* _Do this_: Wherever "Wins" appears in a line, list that line.

* _Listing_:

>>>

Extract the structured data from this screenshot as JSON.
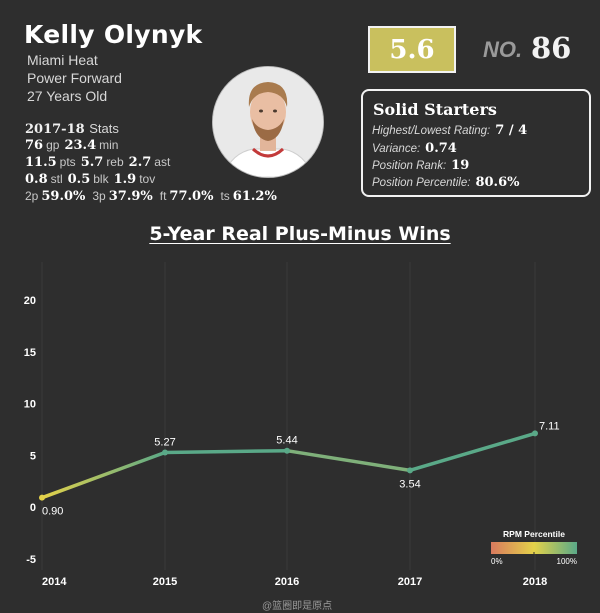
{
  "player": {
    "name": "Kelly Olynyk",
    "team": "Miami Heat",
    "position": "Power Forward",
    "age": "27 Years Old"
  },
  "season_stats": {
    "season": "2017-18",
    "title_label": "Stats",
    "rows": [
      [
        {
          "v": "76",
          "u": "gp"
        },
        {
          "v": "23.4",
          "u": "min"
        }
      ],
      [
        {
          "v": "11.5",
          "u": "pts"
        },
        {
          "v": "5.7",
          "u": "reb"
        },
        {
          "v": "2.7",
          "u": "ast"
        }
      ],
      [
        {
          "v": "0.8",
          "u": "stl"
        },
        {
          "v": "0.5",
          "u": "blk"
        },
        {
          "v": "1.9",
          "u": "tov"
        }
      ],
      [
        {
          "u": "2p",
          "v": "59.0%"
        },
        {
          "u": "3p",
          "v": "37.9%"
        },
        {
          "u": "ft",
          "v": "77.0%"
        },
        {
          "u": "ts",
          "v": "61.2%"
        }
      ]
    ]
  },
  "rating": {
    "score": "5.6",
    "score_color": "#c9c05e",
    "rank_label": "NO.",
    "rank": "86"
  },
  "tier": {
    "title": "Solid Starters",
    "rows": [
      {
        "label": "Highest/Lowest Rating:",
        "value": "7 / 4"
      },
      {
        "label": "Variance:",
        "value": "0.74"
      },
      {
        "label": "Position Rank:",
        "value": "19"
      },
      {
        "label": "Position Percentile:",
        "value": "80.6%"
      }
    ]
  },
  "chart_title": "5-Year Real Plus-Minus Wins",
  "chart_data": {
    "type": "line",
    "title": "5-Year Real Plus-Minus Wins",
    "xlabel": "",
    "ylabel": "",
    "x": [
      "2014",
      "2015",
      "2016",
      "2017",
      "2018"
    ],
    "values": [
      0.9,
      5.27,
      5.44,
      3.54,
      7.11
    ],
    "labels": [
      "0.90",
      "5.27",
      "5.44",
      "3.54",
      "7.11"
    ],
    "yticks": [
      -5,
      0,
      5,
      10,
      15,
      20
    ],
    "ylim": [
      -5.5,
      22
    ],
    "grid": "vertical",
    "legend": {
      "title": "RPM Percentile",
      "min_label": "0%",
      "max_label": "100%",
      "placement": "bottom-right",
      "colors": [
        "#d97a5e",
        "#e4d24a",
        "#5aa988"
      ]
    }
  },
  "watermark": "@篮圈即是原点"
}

<<<

* _Solution for this exercise_:
  "chart_title": "5-Year Real Plus-Minus Wins",
    "title": "5-Year Real Plus-Minus Wins",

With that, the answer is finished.